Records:
* start *
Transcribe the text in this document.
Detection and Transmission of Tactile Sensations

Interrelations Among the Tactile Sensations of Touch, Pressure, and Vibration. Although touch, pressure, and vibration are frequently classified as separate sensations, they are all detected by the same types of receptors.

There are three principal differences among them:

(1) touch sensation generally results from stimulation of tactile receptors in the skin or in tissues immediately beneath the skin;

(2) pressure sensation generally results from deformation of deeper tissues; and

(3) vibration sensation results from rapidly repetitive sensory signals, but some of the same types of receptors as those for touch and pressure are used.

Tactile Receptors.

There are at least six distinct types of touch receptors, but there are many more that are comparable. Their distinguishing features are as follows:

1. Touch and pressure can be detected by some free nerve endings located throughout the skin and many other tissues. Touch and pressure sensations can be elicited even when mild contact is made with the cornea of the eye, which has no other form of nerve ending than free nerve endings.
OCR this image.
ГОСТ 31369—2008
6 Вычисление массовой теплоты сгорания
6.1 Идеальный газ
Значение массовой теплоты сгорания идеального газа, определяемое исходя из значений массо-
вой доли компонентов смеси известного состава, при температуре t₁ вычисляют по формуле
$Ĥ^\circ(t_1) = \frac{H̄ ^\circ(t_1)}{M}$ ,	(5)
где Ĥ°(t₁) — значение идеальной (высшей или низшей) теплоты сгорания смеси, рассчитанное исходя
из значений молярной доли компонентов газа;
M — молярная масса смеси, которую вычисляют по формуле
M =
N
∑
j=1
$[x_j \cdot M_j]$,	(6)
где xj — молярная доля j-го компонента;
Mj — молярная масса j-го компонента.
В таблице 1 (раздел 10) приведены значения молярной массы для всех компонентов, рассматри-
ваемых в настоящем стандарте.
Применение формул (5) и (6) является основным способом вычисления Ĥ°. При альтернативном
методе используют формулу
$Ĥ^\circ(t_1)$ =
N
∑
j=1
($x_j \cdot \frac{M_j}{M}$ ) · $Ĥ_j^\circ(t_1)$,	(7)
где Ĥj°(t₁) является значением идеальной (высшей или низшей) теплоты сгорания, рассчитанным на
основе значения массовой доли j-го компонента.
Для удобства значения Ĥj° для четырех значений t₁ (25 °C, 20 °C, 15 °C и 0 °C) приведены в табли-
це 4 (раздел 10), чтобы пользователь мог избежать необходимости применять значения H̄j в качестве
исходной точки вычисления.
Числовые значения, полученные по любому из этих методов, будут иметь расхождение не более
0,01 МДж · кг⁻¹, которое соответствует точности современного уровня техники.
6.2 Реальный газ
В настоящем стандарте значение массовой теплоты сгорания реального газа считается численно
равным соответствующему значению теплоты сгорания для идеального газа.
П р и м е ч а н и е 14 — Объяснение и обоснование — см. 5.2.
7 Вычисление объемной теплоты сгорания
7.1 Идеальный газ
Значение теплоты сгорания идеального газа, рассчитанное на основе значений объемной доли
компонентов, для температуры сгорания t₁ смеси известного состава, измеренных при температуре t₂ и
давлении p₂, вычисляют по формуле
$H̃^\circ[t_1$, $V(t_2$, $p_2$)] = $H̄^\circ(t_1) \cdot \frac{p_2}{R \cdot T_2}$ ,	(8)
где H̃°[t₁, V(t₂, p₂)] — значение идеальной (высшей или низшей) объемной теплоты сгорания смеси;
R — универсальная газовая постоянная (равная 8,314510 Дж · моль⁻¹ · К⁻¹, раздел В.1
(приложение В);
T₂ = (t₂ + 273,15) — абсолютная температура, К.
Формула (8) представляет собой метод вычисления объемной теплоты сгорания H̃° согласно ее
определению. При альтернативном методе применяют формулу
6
* end *
Exercise goal: Only the number is wanted: how many lines in the data include the string "массовой"?

Exercise solution: 4